[Start of DATA EXTRACT]

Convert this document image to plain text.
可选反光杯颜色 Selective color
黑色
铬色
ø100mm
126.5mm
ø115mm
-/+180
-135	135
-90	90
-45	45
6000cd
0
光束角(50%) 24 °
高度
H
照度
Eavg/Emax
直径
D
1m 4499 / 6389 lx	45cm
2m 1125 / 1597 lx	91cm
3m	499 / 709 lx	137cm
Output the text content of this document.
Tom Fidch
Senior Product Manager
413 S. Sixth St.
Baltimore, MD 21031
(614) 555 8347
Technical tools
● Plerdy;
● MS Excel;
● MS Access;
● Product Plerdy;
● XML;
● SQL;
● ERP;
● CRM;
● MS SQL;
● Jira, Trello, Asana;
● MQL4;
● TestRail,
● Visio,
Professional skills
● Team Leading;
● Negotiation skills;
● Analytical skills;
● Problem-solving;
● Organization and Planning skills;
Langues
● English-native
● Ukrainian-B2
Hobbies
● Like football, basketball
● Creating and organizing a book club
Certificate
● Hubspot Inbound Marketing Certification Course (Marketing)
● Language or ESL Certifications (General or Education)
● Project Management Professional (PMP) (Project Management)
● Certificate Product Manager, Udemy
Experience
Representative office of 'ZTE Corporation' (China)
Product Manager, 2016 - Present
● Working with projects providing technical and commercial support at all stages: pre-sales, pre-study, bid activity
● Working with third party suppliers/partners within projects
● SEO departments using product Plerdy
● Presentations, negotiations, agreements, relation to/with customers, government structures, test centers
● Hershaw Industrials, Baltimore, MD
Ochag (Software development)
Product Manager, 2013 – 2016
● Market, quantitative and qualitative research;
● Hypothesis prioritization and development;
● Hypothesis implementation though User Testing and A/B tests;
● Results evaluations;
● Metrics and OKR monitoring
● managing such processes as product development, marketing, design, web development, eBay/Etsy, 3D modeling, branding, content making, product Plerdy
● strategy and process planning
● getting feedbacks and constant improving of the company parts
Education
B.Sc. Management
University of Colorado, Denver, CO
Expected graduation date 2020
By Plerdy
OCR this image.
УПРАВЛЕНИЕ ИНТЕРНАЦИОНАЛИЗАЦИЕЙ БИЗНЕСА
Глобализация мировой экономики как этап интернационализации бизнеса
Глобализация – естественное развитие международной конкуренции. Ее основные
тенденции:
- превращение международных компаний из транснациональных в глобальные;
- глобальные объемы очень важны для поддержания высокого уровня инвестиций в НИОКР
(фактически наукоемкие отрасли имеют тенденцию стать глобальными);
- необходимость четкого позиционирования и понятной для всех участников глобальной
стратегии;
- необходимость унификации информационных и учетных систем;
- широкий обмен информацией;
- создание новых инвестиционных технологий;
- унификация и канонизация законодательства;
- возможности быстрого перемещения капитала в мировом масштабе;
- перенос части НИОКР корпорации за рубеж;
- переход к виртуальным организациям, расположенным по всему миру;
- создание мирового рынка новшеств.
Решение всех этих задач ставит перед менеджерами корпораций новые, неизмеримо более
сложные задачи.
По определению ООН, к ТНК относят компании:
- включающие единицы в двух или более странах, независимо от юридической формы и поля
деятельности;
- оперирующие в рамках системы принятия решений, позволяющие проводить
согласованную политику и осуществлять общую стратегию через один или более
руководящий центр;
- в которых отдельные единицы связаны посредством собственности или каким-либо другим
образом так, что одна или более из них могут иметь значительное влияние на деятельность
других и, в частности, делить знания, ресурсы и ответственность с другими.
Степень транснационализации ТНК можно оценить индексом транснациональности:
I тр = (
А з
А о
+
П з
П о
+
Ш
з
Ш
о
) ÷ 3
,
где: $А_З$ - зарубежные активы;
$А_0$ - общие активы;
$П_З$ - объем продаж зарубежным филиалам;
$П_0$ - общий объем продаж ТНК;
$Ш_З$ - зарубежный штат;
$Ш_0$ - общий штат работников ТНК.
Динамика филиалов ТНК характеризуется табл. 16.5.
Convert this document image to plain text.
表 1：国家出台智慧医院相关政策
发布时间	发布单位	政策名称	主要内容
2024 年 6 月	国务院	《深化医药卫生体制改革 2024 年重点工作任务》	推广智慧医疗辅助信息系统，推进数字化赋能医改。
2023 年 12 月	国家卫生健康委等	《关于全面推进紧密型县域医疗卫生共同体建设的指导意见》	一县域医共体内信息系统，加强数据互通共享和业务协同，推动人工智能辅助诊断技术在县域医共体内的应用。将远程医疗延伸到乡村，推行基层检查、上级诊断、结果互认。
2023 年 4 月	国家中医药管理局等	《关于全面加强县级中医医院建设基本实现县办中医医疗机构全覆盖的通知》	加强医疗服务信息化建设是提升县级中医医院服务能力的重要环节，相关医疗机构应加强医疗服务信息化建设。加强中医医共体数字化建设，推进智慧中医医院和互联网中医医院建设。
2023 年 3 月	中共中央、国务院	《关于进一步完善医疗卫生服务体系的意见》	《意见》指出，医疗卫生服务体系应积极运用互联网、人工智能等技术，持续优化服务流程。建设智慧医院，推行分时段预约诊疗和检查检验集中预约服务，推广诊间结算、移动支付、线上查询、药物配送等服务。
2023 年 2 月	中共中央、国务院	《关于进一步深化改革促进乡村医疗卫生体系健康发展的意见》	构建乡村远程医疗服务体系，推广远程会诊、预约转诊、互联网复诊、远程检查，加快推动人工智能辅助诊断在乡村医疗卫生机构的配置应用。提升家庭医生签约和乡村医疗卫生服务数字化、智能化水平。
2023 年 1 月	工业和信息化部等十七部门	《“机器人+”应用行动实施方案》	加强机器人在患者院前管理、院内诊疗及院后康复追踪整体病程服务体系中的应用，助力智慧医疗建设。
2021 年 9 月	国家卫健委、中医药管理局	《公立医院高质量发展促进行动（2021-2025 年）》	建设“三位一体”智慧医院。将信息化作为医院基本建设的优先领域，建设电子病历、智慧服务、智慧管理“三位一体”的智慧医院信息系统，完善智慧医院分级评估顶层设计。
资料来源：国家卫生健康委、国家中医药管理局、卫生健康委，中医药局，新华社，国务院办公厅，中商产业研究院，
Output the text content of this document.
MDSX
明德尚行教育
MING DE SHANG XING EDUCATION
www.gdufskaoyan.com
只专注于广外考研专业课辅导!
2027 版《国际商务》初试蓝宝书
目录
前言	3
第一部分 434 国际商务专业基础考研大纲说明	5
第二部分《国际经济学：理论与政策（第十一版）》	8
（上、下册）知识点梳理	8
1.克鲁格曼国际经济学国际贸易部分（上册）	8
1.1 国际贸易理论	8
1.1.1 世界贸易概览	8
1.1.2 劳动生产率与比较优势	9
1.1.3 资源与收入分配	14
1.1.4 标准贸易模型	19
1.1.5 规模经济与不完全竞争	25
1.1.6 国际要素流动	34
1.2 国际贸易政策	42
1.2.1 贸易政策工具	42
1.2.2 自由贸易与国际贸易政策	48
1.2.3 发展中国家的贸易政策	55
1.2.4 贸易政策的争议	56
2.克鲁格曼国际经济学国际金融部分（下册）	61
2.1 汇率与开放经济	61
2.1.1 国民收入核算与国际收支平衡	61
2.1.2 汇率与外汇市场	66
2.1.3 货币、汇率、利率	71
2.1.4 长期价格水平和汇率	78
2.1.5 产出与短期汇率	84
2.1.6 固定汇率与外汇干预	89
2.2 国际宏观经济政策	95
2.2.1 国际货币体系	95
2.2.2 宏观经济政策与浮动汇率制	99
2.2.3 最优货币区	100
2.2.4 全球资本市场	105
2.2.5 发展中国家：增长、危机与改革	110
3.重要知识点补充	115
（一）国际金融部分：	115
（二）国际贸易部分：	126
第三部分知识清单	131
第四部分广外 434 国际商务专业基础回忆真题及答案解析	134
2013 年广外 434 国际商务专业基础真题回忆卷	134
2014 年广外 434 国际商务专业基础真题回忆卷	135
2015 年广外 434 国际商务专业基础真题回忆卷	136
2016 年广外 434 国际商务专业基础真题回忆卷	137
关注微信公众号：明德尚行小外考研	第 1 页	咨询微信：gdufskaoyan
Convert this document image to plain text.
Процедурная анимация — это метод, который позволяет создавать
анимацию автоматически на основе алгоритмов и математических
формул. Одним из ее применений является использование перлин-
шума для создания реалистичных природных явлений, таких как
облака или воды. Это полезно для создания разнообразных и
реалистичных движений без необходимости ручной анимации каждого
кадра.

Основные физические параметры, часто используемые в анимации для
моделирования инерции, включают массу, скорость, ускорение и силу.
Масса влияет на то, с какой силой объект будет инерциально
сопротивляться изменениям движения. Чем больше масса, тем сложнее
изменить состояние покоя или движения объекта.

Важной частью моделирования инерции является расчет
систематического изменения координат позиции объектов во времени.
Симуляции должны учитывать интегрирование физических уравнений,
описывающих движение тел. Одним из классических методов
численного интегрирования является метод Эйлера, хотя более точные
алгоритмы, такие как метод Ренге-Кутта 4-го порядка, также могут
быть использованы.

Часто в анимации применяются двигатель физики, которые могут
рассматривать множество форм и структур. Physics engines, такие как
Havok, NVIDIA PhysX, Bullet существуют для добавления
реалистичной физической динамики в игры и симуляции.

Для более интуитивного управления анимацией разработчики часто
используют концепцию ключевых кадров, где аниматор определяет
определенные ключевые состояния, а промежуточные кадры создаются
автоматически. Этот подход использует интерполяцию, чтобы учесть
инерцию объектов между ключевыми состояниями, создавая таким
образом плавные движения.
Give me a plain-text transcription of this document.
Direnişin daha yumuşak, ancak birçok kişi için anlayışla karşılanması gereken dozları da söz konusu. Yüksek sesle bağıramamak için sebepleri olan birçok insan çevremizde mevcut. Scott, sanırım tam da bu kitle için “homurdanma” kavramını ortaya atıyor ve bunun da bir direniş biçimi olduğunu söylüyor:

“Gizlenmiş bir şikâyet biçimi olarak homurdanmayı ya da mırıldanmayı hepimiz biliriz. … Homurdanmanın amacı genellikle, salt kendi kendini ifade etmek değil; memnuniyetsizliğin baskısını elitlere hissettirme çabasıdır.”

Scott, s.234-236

[End of DATA EXTRACT]

### TO BE DONE
Count how many lines contain "development" and give only that count.

### IN RESPONSE
3